- _The request_
Retype the rows below, from the first one through the line containing "- am-pm-toggle-button[interactable]: PM: [692, 303, 745, 342]", inclusive.
========================================================================
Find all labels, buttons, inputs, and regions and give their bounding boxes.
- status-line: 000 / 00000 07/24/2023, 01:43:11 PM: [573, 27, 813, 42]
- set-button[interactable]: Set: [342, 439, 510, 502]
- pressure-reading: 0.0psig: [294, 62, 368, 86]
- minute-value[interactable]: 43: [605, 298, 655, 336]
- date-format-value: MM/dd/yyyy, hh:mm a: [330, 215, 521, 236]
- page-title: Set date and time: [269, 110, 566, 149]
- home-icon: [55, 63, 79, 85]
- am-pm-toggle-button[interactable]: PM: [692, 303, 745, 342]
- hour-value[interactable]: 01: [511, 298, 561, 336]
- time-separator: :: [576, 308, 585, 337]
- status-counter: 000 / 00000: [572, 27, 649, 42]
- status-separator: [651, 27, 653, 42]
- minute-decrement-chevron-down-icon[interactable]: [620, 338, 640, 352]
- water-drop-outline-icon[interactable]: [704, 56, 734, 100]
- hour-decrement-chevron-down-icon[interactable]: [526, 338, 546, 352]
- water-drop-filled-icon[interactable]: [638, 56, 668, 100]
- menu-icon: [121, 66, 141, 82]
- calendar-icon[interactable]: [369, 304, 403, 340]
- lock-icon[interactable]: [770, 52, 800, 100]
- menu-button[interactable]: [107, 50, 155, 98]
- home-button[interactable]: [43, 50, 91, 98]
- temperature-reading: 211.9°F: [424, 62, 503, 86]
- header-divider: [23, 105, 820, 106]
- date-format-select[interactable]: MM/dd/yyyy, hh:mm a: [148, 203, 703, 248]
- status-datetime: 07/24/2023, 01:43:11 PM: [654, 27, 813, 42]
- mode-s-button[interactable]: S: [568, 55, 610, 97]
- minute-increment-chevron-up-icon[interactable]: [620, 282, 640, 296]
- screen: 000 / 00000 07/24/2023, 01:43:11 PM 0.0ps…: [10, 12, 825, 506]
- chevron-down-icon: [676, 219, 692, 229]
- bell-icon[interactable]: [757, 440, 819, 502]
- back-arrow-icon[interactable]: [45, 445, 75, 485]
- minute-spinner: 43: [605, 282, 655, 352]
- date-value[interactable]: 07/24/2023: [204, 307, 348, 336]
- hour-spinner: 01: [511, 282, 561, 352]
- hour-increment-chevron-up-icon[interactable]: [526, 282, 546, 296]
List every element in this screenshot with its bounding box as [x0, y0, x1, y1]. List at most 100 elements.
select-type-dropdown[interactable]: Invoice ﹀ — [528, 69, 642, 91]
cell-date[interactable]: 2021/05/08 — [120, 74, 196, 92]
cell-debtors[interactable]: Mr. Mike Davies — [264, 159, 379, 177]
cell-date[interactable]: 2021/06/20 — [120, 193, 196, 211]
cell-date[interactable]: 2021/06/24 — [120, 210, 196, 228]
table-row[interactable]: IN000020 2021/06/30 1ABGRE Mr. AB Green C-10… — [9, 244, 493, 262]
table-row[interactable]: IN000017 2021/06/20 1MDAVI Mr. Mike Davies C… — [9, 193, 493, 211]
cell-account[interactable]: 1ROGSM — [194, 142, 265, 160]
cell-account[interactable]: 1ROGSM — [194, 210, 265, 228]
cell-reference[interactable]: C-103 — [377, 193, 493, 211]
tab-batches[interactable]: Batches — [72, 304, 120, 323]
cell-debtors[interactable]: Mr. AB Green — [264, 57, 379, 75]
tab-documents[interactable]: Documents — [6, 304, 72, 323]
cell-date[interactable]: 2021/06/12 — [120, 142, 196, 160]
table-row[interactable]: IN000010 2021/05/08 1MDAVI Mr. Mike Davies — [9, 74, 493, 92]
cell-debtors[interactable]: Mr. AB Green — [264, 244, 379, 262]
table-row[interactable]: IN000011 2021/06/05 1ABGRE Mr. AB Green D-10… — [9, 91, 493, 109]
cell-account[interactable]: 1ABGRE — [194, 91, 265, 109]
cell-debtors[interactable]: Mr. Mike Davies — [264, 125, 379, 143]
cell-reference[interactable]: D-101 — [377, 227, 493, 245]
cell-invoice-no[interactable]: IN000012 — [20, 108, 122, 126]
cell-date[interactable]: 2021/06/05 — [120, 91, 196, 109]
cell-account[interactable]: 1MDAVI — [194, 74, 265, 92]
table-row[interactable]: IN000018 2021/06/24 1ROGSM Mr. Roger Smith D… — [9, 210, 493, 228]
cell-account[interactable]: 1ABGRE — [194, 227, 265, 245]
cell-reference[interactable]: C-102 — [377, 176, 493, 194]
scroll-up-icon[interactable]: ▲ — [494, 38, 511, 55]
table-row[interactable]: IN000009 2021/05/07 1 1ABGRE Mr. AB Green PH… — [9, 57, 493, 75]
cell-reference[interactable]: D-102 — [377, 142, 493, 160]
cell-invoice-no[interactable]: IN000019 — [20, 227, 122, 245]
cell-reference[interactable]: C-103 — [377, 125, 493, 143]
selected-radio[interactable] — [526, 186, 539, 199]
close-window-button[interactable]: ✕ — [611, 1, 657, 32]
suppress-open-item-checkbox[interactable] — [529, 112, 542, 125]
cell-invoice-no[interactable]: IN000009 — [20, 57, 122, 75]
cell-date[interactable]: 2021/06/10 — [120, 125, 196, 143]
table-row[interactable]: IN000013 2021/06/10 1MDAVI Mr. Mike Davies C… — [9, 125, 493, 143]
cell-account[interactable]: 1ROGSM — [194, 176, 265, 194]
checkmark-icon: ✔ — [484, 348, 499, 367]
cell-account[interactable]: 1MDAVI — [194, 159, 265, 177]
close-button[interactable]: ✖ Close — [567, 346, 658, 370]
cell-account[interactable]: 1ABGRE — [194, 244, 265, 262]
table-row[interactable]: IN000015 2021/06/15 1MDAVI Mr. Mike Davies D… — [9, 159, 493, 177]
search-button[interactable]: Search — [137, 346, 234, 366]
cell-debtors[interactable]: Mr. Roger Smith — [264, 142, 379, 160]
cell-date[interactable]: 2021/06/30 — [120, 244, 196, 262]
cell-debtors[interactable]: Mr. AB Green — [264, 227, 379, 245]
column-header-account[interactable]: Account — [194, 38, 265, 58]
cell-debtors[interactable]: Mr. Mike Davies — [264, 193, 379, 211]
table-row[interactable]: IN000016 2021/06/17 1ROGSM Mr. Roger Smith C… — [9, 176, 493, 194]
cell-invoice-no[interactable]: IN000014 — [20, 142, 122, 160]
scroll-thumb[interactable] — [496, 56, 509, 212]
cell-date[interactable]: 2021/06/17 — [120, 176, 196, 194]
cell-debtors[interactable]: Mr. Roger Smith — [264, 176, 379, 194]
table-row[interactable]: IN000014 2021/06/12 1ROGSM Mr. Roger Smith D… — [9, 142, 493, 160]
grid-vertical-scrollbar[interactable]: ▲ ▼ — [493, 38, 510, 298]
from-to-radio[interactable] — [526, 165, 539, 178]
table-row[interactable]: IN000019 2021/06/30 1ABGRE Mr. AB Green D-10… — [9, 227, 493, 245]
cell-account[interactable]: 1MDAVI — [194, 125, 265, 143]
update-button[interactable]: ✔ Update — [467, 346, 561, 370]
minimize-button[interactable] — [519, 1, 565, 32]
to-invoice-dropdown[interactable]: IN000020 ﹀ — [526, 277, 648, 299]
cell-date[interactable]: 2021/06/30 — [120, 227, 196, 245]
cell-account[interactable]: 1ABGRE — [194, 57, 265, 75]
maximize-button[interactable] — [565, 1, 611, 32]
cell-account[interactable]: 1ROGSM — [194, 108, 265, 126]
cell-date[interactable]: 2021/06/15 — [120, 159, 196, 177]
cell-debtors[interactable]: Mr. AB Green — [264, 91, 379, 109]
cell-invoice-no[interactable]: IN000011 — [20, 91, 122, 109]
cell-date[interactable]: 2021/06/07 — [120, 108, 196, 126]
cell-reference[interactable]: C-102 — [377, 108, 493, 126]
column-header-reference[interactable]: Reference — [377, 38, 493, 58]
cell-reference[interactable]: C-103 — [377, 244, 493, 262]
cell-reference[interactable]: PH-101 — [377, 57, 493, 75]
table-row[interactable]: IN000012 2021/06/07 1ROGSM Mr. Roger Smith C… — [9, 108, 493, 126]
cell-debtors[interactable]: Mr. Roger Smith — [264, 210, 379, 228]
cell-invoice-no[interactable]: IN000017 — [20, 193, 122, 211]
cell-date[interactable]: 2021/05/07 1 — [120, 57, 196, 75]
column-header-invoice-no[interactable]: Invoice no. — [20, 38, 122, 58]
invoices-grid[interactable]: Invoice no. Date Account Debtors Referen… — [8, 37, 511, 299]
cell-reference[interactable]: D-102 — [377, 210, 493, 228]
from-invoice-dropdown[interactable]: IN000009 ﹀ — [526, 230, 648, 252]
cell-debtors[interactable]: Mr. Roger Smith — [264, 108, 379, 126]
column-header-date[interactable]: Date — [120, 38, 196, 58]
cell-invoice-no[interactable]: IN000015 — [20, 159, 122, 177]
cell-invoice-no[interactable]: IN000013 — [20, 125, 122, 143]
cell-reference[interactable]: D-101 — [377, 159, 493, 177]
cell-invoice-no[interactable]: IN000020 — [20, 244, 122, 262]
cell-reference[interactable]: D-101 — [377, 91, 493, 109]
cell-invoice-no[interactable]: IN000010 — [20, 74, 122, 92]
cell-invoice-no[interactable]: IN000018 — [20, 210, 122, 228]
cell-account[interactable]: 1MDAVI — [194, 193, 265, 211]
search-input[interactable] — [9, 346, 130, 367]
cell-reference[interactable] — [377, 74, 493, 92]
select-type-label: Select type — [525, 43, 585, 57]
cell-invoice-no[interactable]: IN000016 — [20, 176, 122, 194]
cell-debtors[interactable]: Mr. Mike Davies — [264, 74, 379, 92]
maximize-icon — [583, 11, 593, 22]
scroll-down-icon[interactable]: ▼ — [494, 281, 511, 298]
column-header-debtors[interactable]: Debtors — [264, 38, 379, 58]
========================================================================
- _Completed task_
Find all labels, buttons, inputs, and regions and give their bounding boxes.
- status-line: 000 / 00000 07/24/2023, 01:43:11 PM: [573, 27, 813, 42]
- set-button[interactable]: Set: [342, 439, 510, 502]
- pressure-reading: 0.0psig: [294, 62, 368, 86]
- minute-value[interactable]: 43: [605, 298, 655, 336]
- date-format-value: MM/dd/yyyy, hh:mm a: [330, 215, 521, 236]
- page-title: Set date and time: [269, 110, 566, 149]
- home-icon: [55, 63, 79, 85]
- am-pm-toggle-button[interactable]: PM: [692, 303, 745, 342]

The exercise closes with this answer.